__THE REQUEST__
Copy out all lines where "ylabel" appears.

__________________________________________________

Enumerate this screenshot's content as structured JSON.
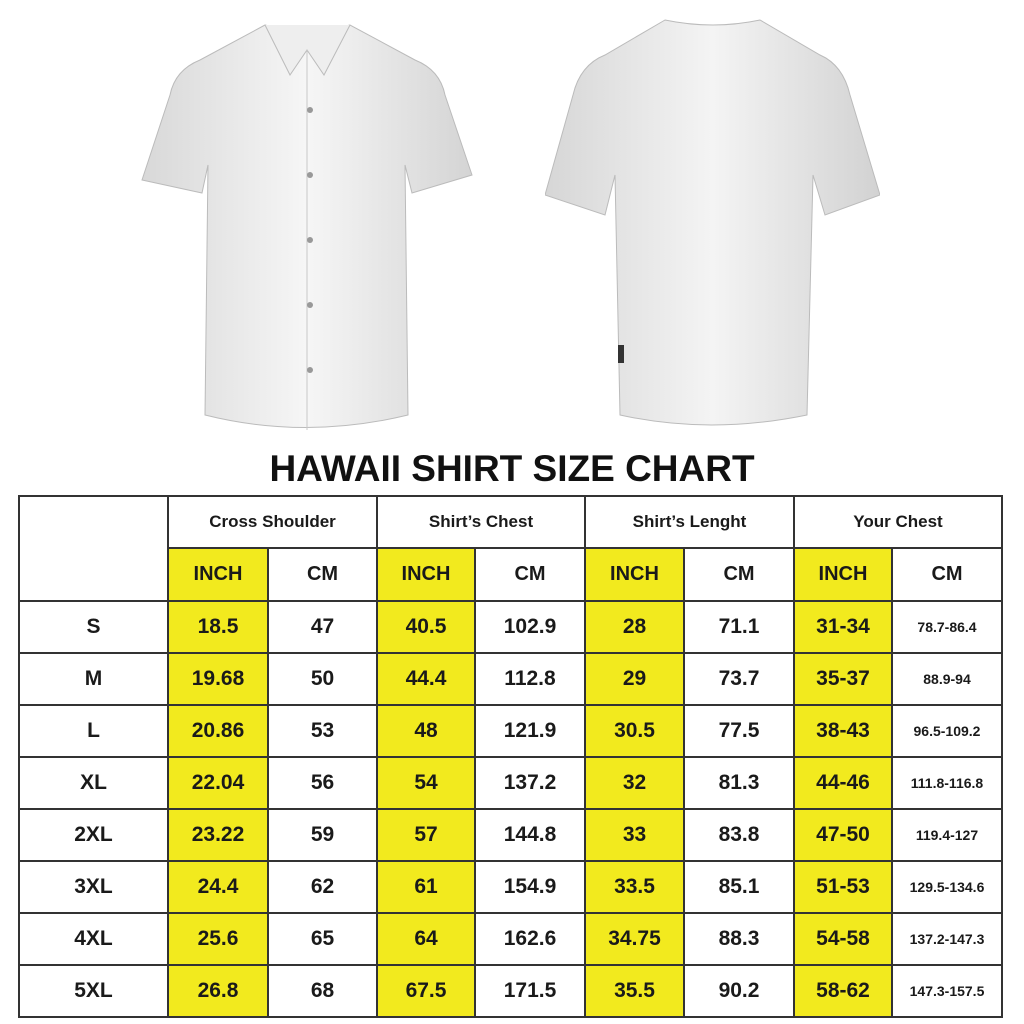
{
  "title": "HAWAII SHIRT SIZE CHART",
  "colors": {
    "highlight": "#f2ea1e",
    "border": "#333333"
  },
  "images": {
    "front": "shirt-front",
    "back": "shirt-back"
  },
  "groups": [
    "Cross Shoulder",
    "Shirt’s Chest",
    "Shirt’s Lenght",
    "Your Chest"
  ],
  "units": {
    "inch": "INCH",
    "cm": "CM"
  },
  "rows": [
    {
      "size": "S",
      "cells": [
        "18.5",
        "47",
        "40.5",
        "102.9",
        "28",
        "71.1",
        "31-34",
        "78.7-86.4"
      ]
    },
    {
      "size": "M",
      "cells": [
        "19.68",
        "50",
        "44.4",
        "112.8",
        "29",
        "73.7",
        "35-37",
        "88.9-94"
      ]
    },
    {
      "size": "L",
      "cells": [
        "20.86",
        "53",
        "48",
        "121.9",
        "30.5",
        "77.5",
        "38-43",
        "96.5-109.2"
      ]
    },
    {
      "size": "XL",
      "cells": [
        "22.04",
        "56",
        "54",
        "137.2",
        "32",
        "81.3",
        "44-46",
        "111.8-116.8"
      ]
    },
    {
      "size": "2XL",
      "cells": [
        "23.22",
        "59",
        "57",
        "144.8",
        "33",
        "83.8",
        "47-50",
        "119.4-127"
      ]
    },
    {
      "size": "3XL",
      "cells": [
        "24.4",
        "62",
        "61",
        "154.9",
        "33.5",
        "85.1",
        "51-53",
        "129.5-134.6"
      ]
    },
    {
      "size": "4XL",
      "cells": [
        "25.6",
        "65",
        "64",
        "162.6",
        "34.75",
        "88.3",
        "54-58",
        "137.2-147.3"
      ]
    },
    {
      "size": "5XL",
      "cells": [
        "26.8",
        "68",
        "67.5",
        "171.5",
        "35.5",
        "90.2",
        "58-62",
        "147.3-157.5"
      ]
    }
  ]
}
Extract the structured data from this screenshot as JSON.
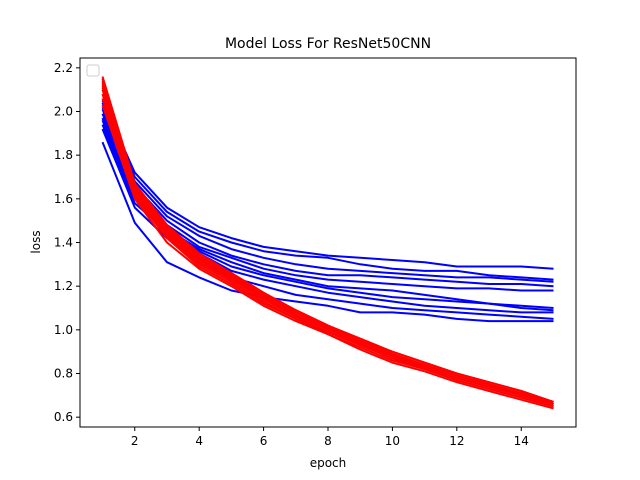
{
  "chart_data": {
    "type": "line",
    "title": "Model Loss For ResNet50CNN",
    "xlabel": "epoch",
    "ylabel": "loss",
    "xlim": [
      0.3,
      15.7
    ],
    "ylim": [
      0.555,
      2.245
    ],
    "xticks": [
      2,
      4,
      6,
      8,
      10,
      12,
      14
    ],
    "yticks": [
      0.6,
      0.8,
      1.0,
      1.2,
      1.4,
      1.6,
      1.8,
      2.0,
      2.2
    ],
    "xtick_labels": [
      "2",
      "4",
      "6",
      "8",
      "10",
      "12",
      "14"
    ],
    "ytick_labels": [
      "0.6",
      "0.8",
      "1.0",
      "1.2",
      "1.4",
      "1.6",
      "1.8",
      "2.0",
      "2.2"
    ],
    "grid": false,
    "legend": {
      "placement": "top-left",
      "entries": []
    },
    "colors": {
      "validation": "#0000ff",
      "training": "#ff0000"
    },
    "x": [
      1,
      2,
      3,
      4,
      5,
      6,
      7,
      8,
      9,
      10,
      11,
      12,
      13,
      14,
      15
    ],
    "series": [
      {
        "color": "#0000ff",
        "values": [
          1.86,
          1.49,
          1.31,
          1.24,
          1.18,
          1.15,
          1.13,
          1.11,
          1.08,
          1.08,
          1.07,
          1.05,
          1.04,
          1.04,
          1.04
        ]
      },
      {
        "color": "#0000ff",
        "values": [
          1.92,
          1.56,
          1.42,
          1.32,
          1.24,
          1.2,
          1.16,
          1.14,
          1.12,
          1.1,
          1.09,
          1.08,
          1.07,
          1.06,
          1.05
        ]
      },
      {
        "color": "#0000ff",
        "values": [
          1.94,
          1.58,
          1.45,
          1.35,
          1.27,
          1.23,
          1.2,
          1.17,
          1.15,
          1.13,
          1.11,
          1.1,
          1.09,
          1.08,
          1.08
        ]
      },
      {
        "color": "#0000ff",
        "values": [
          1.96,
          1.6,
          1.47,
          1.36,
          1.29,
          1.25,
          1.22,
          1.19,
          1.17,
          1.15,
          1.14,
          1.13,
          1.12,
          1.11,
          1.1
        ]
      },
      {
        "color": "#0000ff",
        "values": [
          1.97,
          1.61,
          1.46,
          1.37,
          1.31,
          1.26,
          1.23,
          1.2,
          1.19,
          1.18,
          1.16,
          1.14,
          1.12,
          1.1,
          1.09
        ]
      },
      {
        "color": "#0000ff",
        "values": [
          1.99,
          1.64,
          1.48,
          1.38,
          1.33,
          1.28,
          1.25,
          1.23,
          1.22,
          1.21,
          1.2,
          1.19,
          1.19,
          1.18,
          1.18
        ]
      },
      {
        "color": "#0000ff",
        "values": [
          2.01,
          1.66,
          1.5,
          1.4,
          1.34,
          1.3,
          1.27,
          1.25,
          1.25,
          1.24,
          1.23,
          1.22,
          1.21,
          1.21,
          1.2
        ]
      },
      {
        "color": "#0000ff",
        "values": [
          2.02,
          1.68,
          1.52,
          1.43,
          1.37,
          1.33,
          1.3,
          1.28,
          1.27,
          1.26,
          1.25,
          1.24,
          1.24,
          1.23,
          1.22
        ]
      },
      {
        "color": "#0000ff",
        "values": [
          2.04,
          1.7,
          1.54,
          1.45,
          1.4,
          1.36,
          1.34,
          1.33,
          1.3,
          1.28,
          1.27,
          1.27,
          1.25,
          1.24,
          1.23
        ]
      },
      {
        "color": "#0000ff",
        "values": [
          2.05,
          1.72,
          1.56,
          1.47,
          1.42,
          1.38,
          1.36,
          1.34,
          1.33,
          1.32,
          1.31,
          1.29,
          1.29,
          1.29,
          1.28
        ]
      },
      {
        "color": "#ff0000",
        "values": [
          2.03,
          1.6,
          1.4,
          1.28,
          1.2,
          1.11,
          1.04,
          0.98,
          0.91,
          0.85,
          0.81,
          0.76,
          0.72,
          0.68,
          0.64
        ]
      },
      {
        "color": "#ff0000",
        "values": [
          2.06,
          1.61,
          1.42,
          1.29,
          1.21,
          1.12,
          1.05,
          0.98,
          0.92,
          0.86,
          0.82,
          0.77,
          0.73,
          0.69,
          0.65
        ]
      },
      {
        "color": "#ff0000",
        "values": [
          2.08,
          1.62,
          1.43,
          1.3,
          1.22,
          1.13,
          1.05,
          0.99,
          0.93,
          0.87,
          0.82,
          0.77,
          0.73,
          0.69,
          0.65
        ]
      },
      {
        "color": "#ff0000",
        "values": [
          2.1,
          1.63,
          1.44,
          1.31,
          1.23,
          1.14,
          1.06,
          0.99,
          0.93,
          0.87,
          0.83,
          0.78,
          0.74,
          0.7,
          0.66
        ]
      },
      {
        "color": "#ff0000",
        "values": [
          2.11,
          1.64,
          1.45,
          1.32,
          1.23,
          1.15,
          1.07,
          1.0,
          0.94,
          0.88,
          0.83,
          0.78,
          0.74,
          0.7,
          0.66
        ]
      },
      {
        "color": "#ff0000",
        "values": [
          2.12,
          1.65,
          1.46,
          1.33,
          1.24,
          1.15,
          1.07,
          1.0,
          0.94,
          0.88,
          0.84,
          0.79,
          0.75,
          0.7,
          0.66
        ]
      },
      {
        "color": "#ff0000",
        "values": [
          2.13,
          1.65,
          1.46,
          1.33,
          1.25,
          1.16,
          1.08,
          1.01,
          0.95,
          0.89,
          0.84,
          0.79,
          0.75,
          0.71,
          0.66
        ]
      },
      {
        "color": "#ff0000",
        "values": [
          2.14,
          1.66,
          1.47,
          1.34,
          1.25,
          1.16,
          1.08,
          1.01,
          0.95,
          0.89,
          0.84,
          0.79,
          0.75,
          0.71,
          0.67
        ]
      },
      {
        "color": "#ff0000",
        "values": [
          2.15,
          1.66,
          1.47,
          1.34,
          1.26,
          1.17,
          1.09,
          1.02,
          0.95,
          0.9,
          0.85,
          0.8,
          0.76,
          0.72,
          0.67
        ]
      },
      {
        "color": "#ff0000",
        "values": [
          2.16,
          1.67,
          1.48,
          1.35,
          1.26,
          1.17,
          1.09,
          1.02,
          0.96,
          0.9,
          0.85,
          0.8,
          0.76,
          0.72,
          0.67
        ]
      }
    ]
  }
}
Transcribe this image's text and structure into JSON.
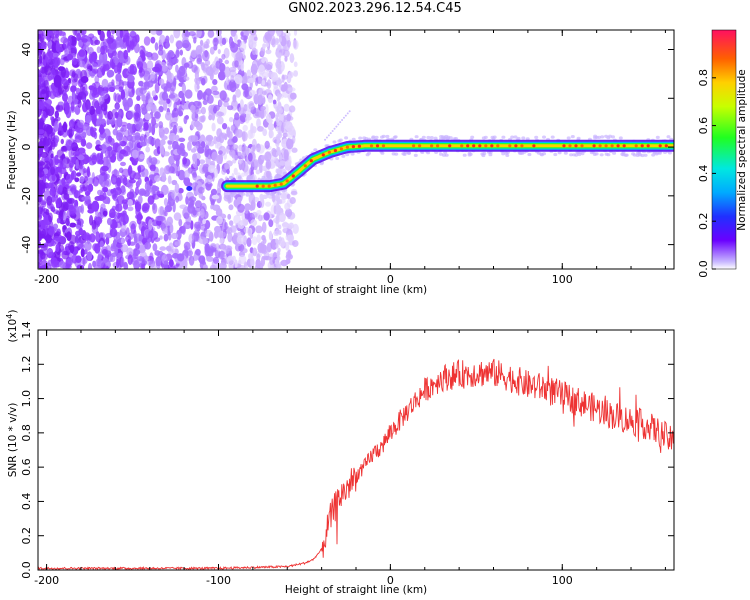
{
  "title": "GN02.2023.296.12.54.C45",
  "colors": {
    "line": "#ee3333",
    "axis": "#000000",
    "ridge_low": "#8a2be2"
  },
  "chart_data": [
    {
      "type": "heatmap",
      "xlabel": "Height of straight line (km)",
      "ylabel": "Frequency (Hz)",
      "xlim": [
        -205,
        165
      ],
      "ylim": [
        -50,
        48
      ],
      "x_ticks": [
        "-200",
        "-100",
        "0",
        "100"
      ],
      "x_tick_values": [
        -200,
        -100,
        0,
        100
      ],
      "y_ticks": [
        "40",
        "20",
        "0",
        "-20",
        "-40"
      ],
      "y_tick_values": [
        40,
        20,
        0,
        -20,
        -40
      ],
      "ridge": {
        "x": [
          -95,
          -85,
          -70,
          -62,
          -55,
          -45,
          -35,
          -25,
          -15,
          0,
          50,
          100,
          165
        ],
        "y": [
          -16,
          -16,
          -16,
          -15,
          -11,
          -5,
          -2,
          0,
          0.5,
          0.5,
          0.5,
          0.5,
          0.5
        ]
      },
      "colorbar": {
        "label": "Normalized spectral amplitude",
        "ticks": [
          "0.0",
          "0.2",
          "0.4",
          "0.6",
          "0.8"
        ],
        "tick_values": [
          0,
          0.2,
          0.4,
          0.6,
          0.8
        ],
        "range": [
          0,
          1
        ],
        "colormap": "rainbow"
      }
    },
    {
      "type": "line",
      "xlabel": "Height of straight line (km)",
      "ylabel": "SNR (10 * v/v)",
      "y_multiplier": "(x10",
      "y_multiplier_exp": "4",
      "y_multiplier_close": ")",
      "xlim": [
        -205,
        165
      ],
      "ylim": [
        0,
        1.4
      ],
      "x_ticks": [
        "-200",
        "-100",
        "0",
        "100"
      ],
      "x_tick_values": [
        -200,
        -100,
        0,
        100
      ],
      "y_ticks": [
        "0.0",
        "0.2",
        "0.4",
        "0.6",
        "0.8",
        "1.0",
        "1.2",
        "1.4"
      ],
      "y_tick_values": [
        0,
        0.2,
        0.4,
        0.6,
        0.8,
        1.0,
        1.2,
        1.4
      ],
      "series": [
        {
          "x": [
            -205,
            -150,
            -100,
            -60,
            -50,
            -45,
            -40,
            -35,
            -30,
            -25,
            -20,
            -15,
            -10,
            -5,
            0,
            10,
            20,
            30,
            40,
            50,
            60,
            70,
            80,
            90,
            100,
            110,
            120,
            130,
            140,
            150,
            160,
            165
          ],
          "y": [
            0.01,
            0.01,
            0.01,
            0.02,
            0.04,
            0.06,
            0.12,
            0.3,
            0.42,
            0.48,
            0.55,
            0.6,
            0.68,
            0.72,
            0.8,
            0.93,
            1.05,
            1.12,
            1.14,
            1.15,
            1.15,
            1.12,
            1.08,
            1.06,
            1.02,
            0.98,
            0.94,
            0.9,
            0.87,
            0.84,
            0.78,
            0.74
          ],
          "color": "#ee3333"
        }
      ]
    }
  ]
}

__________________________________________________

__EXPECTED ANSWER__
    "ylabel": "loss",
      "ylabel": "Frequency (Hz)",
      "ylabel": "SNR (10 * v/v)",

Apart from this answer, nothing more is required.